# [Extracted entries]
+++++

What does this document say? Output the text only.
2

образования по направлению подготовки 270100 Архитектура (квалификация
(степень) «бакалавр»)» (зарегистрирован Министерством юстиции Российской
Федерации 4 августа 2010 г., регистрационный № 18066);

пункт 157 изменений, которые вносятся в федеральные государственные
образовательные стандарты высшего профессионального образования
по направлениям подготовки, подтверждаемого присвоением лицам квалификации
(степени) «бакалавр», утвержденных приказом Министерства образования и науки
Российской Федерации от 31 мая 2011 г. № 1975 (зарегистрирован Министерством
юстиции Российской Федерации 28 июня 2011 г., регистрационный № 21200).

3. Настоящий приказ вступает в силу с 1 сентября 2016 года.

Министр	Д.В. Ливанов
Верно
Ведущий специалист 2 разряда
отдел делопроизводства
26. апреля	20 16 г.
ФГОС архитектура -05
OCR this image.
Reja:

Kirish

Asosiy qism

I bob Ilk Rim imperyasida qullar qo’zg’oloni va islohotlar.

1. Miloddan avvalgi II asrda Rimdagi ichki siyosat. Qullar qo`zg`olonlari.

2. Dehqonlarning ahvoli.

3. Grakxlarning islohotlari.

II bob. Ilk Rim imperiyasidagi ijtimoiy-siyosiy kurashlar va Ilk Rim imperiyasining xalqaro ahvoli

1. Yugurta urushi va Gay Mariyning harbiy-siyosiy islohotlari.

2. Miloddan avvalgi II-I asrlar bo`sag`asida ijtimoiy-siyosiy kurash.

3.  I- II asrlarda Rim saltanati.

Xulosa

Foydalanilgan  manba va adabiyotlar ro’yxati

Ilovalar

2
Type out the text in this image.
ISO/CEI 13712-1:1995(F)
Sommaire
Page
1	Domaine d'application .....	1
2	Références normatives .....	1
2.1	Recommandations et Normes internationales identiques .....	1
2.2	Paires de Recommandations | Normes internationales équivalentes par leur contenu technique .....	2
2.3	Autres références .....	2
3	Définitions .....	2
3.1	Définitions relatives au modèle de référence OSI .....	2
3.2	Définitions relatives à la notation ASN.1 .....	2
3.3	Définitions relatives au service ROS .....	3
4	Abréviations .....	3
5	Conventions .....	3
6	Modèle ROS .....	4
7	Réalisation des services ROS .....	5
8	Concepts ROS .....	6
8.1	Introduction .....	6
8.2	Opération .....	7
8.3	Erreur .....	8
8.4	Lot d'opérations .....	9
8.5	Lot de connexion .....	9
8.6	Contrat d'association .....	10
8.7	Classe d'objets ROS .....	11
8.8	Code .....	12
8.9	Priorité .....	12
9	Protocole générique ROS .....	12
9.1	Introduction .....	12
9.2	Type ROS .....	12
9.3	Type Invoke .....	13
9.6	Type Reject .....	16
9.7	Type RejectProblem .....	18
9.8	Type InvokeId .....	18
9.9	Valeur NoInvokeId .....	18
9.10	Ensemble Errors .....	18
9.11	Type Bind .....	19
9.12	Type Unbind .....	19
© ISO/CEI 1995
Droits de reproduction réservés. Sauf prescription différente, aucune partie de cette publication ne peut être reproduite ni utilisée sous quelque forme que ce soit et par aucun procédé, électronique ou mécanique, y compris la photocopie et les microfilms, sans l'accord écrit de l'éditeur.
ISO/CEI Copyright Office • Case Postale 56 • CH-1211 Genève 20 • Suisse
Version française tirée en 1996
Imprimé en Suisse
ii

+++++

# [Aim]
Looking at the listing above, how many of its lines contain the string "Suisse"? Give the number alone.

# [Full answer]
2